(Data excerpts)
----------------
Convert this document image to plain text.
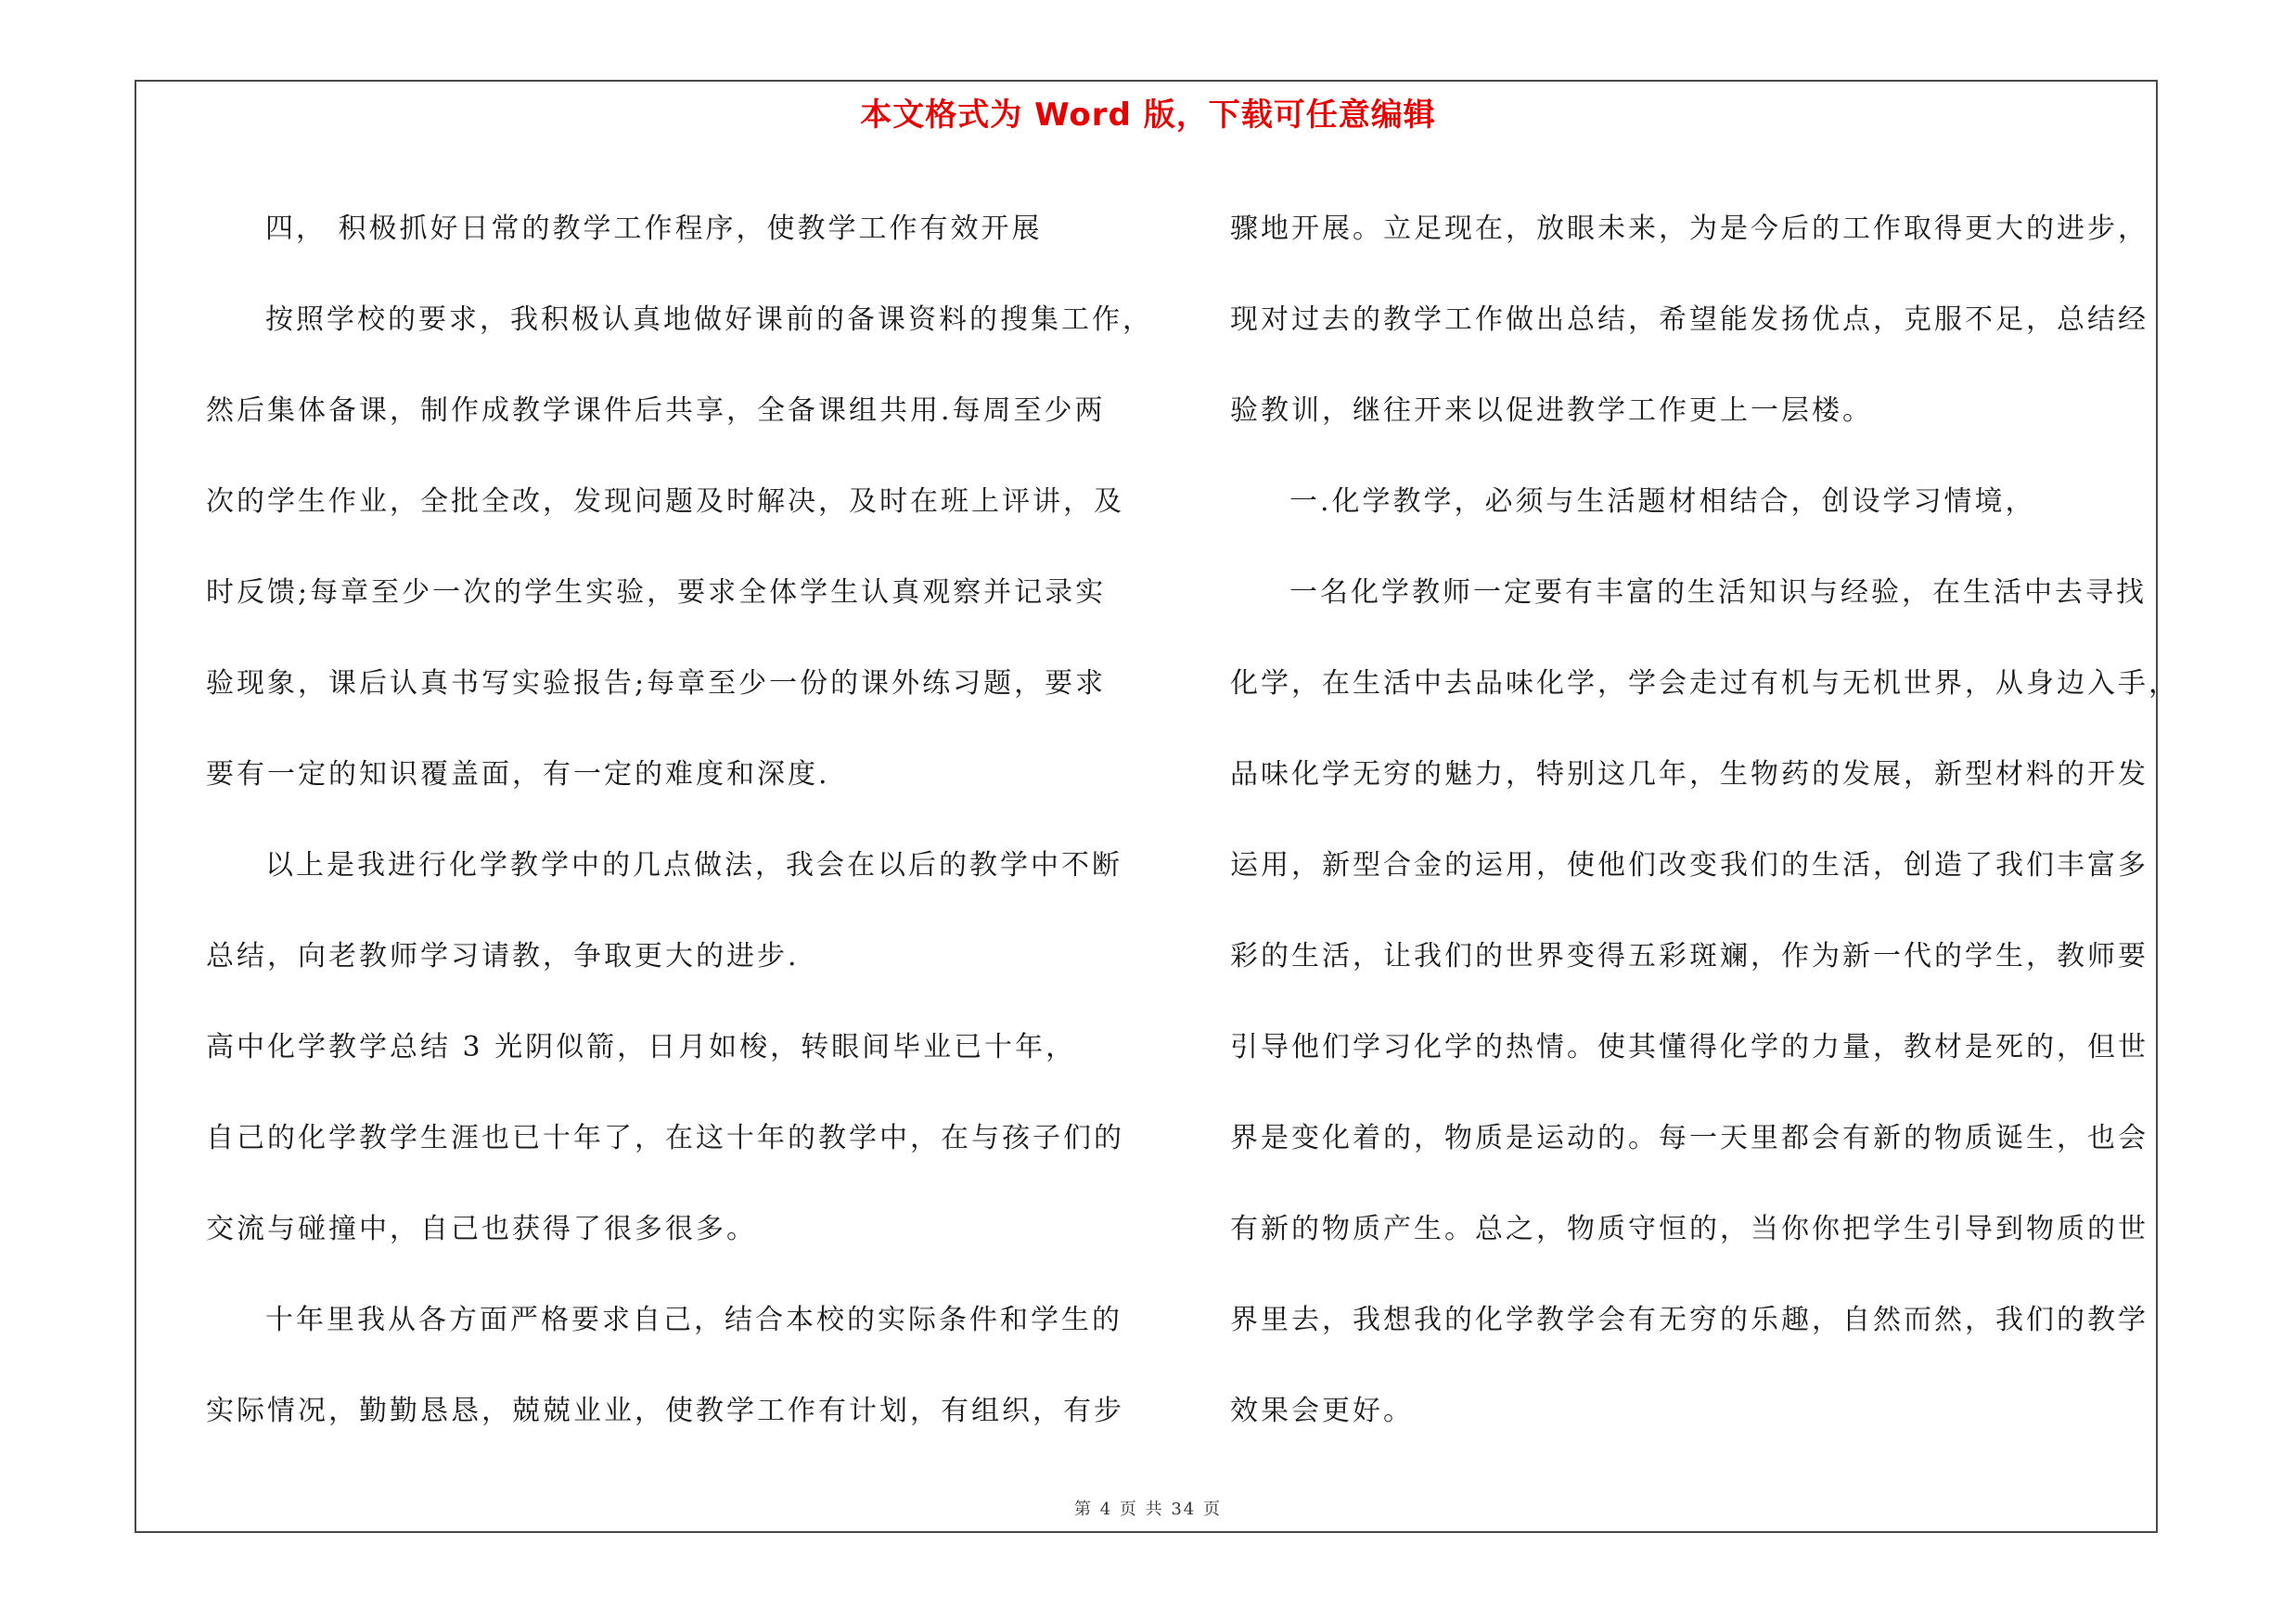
本文格式为 Word 版，下载可任意编辑
四， 积极抓好日常的教学工作程序，使教学工作有效开展
按照学校的要求，我积极认真地做好课前的备课资料的搜集工作，
然后集体备课，制作成教学课件后共享，全备课组共用.每周至少两
次的学生作业，全批全改，发现问题及时解决，及时在班上评讲，及
时反馈;每章至少一次的学生实验，要求全体学生认真观察并记录实
验现象，课后认真书写实验报告;每章至少一份的课外练习题，要求
要有一定的知识覆盖面，有一定的难度和深度.
以上是我进行化学教学中的几点做法，我会在以后的教学中不断
总结，向老教师学习请教，争取更大的进步.
高中化学教学总结 3 光阴似箭，日月如梭，转眼间毕业已十年，
自己的化学教学生涯也已十年了，在这十年的教学中，在与孩子们的
交流与碰撞中，自己也获得了很多很多。
十年里我从各方面严格要求自己，结合本校的实际条件和学生的
实际情况，勤勤恳恳，兢兢业业，使教学工作有计划，有组织，有步
骤地开展。立足现在，放眼未来，为是今后的工作取得更大的进步，
现对过去的教学工作做出总结，希望能发扬优点，克服不足，总结经
验教训，继往开来以促进教学工作更上一层楼。
一.化学教学，必须与生活题材相结合，创设学习情境，
一名化学教师一定要有丰富的生活知识与经验，在生活中去寻找
化学，在生活中去品味化学，学会走过有机与无机世界，从身边入手，
品味化学无穷的魅力，特别这几年，生物药的发展，新型材料的开发
运用，新型合金的运用，使他们改变我们的生活，创造了我们丰富多
彩的生活，让我们的世界变得五彩斑斓，作为新一代的学生，教师要
引导他们学习化学的热情。使其懂得化学的力量，教材是死的，但世
界是变化着的，物质是运动的。每一天里都会有新的物质诞生，也会
有新的物质产生。总之，物质守恒的，当你你把学生引导到物质的世
界里去，我想我的化学教学会有无穷的乐趣，自然而然，我们的教学
效果会更好。
第 4 页 共 34 页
----------------
- **Set problem**
Retype all entries exactly as they appear, dropping the images.

- **Task answer**
Convert this document image to plain text.
本文格式为 Word 版，下载可任意编辑
四， 积极抓好日常的教学工作程序，使教学工作有效开展
按照学校的要求，我积极认真地做好课前的备课资料的搜集工作，
然后集体备课，制作成教学课件后共享，全备课组共用.每周至少两
次的学生作业，全批全改，发现问题及时解决，及时在班上评讲，及
时反馈;每章至少一次的学生实验，要求全体学生认真观察并记录实
验现象，课后认真书写实验报告;每章至少一份的课外练习题，要求
要有一定的知识覆盖面，有一定的难度和深度.
以上是我进行化学教学中的几点做法，我会在以后的教学中不断
总结，向老教师学习请教，争取更大的进步.
高中化学教学总结 3 光阴似箭，日月如梭，转眼间毕业已十年，
自己的化学教学生涯也已十年了，在这十年的教学中，在与孩子们的
交流与碰撞中，自己也获得了很多很多。
十年里我从各方面严格要求自己，结合本校的实际条件和学生的
实际情况，勤勤恳恳，兢兢业业，使教学工作有计划，有组织，有步
骤地开展。立足现在，放眼未来，为是今后的工作取得更大的进步，
现对过去的教学工作做出总结，希望能发扬优点，克服不足，总结经
验教训，继往开来以促进教学工作更上一层楼。
一.化学教学，必须与生活题材相结合，创设学习情境，
一名化学教师一定要有丰富的生活知识与经验，在生活中去寻找
化学，在生活中去品味化学，学会走过有机与无机世界，从身边入手，
品味化学无穷的魅力，特别这几年，生物药的发展，新型材料的开发
运用，新型合金的运用，使他们改变我们的生活，创造了我们丰富多
彩的生活，让我们的世界变得五彩斑斓，作为新一代的学生，教师要
引导他们学习化学的热情。使其懂得化学的力量，教材是死的，但世
界是变化着的，物质是运动的。每一天里都会有新的物质诞生，也会
有新的物质产生。总之，物质守恒的，当你你把学生引导到物质的世
界里去，我想我的化学教学会有无穷的乐趣，自然而然，我们的教学
效果会更好。
第 4 页 共 34 页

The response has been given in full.